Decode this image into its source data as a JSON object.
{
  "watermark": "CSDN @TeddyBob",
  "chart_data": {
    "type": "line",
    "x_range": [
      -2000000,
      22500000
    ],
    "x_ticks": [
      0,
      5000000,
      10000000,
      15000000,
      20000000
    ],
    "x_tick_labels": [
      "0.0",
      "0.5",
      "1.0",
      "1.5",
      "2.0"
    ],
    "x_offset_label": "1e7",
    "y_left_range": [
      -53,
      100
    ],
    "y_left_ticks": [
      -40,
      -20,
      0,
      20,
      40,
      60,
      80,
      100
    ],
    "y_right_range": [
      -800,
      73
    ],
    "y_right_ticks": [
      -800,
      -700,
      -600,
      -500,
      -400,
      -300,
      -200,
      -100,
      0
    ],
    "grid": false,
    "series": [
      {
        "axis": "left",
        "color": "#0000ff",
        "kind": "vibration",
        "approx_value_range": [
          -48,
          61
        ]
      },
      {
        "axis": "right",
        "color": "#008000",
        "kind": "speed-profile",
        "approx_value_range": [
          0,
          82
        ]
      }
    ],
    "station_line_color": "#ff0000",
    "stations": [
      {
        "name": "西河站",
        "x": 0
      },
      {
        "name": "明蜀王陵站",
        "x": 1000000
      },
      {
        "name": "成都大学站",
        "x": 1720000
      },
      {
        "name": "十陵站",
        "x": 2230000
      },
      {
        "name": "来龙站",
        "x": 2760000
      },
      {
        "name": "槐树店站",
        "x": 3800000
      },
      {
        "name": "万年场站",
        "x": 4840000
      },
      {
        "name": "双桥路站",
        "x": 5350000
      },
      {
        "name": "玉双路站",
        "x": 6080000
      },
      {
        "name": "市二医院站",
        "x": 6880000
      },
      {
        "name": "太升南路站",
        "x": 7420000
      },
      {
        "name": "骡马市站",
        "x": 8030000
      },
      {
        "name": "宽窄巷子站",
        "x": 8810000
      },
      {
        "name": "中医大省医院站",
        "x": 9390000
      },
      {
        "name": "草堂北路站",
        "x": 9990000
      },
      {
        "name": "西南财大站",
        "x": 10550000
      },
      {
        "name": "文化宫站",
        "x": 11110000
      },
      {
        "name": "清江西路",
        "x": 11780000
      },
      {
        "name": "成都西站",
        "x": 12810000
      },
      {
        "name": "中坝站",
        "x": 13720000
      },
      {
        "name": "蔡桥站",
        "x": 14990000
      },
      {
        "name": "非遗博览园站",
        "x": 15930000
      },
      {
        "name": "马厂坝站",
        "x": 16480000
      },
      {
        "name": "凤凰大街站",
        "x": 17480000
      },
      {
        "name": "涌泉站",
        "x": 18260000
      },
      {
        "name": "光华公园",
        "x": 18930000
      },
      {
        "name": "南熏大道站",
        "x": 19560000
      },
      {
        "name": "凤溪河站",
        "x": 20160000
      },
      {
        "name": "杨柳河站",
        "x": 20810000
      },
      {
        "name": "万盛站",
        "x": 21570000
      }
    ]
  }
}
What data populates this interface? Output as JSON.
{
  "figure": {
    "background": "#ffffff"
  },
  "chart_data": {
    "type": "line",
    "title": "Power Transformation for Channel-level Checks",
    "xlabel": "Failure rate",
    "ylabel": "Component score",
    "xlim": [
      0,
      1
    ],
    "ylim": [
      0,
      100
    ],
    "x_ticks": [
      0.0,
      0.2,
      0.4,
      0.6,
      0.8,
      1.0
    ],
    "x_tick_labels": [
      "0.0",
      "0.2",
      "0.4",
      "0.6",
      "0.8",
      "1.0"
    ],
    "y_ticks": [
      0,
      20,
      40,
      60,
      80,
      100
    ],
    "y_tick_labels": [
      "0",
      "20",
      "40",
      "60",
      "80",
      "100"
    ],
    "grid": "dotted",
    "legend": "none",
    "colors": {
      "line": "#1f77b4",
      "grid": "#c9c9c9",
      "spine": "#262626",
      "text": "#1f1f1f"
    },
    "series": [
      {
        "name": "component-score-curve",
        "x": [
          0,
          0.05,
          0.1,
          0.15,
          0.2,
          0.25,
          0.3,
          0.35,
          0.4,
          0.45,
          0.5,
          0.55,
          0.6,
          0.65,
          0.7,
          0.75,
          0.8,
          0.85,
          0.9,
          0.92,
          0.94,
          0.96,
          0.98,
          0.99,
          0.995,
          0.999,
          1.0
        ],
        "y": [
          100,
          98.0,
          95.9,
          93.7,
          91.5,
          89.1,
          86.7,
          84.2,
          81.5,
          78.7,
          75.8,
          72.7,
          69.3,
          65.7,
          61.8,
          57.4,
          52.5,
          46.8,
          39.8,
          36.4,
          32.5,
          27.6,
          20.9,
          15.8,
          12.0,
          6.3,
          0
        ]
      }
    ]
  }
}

****************************************

**Exercise goal:**
The listing above must be transcribed exactly, line by line.

**Result:**
Decode this image into its source data as a JSON object.
{
  "watermark": "CSDN @TeddyBob",
  "chart_data": {
    "type": "line",
    "x_range": [
      -2000000,
      22500000
    ],
    "x_ticks": [
      0,
      5000000,
      10000000,
      15000000,
      20000000
    ],
    "x_tick_labels": [
      "0.0",
      "0.5",
      "1.0",
      "1.5",
      "2.0"
    ],
    "x_offset_label": "1e7",
    "y_left_range": [
      -53,
      100
    ],
    "y_left_ticks": [
      -40,
      -20,
      0,
      20,
      40,
      60,
      80,
      100
    ],
    "y_right_range": [
      -800,
      73
    ],
    "y_right_ticks": [
      -800,
      -700,
      -600,
      -500,
      -400,
      -300,
      -200,
      -100,
      0
    ],
    "grid": false,
    "series": [
      {
        "axis": "left",
        "color": "#0000ff",
        "kind": "vibration",
        "approx_value_range": [
          -48,
          61
        ]
      },
      {
        "axis": "right",
        "color": "#008000",
        "kind": "speed-profile",
        "approx_value_range": [
          0,
          82
        ]
      }
    ],
    "station_line_color": "#ff0000",
    "stations": [
      {
        "name": "西河站",
        "x": 0
      },
      {
        "name": "明蜀王陵站",
        "x": 1000000
      },
      {
        "name": "成都大学站",
        "x": 1720000
      },
      {
        "name": "十陵站",
        "x": 2230000
      },
      {
        "name": "来龙站",
        "x": 2760000
      },
      {
        "name": "槐树店站",
        "x": 3800000
      },
      {
        "name": "万年场站",
        "x": 4840000
      },
      {
        "name": "双桥路站",
        "x": 5350000
      },
      {
        "name": "玉双路站",
        "x": 6080000
      },
      {
        "name": "市二医院站",
        "x": 6880000
      },
      {
        "name": "太升南路站",
        "x": 7420000
      },
      {
        "name": "骡马市站",
        "x": 8030000
      },
      {
        "name": "宽窄巷子站",
        "x": 8810000
      },
      {
        "name": "中医大省医院站",
        "x": 9390000
      },
      {
        "name": "草堂北路站",
        "x": 9990000
      },
      {
        "name": "西南财大站",
        "x": 10550000
      },
      {
        "name": "文化宫站",
        "x": 11110000
      },
      {
        "name": "清江西路",
        "x": 11780000
      },
      {
        "name": "成都西站",
        "x": 12810000
      },
      {
        "name": "中坝站",
        "x": 13720000
      },
      {
        "name": "蔡桥站",
        "x": 14990000
      },
      {
        "name": "非遗博览园站",
        "x": 15930000
      },
      {
        "name": "马厂坝站",
        "x": 16480000
      },
      {
        "name": "凤凰大街站",
        "x": 17480000
      },
      {
        "name": "涌泉站",
        "x": 18260000
      },
      {
        "name": "光华公园",
        "x": 18930000
      },
      {
        "name": "南熏大道站",
        "x": 19560000
      },
      {
        "name": "凤溪河站",
        "x": 20160000
      },
      {
        "name": "杨柳河站",
        "x": 20810000
      },
      {
        "name": "万盛站",
        "x": 21570000
      }
    ]
  }
}
What data populates this interface? Output as JSON.
{
  "figure": {
    "background": "#ffffff"
  },
  "chart_data": {
    "type": "line",
    "title": "Power Transformation for Channel-level Checks",
    "xlabel": "Failure rate",
    "ylabel": "Component score",
    "xlim": [
      0,
      1
    ],
    "ylim": [
      0,
      100
    ],
    "x_ticks": [
      0.0,
      0.2,
      0.4,
      0.6,
      0.8,
      1.0
    ],
    "x_tick_labels": [
      "0.0",
      "0.2",
      "0.4",
      "0.6",
      "0.8",
      "1.0"
    ],
    "y_ticks": [
      0,
      20,
      40,
      60,
      80,
      100
    ],
    "y_tick_labels": [
      "0",
      "20",
      "40",
      "60",
      "80",
      "100"
    ],
    "grid": "dotted",
    "legend": "none",
    "colors": {
      "line": "#1f77b4",
      "grid": "#c9c9c9",
      "spine": "#262626",
      "text": "#1f1f1f"
    },
    "series": [
      {
        "name": "component-score-curve",
        "x": [
          0,
          0.05,
          0.1,
          0.15,
          0.2,
          0.25,
          0.3,
          0.35,
          0.4,
          0.45,
          0.5,
          0.55,
          0.6,
          0.65,
          0.7,
          0.75,
          0.8,
          0.85,
          0.9,
          0.92,
          0.94,
          0.96,
          0.98,
          0.99,
          0.995,
          0.999,
          1.0
        ],
        "y": [
          100,
          98.0,
          95.9,
          93.7,
          91.5,
          89.1,
          86.7,
          84.2,
          81.5,
          78.7,
          75.8,
          72.7,
          69.3,
          65.7,
          61.8,
          57.4,
          52.5,
          46.8,
          39.8,
          36.4,
          32.5,
          27.6,
          20.9,
          15.8,
          12.0,
          6.3,
          0
        ]
      }
    ]
  }
}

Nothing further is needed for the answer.